Task brief ▸ Check each line for the word "Females" and report how many have it. Give nothing else.

─── Data shown

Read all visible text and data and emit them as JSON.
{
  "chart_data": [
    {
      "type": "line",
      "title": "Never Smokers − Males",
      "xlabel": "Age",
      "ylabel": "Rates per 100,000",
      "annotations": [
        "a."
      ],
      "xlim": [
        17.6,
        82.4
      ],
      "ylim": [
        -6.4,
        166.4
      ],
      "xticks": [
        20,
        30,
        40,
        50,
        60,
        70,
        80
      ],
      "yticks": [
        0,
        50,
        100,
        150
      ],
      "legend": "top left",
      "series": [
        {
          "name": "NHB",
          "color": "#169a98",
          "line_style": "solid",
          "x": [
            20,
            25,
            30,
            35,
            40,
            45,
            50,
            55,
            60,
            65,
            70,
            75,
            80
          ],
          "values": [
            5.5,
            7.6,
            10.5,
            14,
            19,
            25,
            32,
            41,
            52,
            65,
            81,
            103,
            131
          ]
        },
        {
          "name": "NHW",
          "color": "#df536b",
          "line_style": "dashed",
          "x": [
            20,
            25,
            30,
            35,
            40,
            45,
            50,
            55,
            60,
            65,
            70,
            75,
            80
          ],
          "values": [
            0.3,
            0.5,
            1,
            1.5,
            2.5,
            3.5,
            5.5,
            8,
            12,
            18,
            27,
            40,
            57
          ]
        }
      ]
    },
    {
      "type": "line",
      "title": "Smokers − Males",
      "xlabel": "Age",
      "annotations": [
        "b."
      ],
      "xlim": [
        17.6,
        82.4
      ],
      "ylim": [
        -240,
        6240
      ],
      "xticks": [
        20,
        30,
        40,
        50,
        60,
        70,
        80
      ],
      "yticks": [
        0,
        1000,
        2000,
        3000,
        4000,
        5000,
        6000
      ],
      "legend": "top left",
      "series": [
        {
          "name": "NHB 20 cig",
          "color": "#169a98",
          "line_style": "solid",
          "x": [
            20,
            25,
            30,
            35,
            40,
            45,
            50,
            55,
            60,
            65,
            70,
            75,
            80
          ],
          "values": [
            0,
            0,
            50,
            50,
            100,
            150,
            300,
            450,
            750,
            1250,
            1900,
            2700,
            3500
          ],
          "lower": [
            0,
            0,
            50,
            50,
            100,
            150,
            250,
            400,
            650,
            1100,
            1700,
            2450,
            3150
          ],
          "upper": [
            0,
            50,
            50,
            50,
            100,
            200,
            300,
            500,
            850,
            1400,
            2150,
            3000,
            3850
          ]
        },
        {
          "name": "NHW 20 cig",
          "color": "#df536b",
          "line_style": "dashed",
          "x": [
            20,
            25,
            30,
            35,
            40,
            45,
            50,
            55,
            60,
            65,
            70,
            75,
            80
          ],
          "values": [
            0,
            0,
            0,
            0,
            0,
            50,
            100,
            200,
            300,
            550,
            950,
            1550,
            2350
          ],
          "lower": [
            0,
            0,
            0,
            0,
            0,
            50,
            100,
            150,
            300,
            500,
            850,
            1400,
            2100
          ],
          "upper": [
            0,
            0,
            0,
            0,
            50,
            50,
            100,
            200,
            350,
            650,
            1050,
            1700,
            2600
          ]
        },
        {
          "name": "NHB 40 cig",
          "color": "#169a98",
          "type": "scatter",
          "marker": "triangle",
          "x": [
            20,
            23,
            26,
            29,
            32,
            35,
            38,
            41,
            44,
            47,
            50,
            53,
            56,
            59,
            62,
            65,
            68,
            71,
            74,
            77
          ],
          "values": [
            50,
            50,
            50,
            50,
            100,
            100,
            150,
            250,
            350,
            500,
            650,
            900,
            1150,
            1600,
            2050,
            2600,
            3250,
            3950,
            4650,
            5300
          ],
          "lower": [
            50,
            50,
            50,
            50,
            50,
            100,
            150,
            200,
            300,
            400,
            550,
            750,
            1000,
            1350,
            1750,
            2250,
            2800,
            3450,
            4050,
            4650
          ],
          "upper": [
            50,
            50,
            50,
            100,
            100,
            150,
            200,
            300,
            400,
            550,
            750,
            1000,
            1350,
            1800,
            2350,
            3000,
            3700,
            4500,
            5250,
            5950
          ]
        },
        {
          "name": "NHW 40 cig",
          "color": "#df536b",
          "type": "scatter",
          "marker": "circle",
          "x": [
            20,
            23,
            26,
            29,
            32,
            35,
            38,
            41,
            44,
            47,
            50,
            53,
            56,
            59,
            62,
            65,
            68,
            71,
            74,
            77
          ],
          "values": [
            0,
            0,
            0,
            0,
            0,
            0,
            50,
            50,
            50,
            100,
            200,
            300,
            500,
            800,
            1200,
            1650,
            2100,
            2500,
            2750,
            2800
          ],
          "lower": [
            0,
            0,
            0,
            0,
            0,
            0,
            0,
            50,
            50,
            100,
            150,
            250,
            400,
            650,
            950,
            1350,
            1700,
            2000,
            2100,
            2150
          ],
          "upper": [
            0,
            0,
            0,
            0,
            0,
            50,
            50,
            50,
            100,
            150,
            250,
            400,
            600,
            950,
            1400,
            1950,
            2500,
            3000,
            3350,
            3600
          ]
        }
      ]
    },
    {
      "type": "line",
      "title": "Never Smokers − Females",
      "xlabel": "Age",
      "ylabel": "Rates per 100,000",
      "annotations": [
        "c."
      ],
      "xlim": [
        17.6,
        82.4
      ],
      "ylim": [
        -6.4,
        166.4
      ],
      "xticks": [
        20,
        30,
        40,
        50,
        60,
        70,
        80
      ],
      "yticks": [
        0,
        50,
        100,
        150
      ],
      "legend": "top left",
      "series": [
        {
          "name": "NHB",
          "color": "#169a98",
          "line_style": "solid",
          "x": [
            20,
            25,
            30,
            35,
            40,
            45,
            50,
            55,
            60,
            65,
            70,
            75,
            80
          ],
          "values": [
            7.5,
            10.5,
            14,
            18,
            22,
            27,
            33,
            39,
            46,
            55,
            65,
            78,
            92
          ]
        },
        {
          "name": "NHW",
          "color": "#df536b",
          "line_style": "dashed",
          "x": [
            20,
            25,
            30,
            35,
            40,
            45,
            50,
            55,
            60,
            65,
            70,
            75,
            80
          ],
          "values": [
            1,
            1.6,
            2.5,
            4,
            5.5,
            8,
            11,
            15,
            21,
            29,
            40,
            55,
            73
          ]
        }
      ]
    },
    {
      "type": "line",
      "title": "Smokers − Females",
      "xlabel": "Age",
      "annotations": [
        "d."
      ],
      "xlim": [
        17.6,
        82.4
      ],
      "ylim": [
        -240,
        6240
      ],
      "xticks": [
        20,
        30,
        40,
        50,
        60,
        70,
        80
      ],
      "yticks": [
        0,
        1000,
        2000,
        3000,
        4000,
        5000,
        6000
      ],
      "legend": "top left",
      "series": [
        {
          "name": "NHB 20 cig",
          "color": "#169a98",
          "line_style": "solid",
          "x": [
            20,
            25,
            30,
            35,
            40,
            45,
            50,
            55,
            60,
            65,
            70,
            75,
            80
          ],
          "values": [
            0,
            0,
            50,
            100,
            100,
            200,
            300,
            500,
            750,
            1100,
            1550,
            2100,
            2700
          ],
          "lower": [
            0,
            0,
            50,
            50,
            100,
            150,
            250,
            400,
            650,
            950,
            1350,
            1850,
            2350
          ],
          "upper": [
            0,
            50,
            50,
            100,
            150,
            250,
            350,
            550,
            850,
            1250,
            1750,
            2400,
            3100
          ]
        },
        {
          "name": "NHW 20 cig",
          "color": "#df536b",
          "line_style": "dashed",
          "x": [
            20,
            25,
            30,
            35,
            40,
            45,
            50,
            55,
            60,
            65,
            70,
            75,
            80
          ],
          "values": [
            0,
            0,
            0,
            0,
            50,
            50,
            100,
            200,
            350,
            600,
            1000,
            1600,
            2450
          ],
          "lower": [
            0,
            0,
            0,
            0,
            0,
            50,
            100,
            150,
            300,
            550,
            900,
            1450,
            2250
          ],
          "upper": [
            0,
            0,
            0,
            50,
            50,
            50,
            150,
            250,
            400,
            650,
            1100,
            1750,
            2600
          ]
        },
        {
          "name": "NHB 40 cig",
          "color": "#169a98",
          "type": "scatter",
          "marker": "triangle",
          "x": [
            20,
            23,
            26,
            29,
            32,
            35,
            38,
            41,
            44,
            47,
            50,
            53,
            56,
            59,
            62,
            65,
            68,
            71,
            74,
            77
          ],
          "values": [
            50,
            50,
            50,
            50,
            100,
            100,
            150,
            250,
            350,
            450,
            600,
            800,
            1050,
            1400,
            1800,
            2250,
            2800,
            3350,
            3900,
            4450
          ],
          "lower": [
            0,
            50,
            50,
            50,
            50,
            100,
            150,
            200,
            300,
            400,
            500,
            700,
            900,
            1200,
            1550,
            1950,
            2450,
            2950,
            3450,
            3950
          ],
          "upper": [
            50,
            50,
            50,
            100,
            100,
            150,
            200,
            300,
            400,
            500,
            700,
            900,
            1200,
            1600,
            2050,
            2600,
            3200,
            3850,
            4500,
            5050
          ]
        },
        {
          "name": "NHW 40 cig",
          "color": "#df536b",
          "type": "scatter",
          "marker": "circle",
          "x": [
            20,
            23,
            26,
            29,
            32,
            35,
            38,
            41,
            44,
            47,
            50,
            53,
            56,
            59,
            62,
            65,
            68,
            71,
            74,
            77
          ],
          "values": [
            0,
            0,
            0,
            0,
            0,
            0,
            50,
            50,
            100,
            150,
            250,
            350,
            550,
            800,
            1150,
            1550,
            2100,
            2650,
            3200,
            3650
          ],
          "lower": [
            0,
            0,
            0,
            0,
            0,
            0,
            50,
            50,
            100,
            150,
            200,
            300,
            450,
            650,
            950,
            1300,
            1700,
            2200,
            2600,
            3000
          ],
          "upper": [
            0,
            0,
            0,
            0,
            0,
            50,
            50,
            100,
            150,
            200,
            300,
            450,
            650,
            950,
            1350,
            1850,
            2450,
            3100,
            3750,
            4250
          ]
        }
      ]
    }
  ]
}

──────

Answer below ▸ 2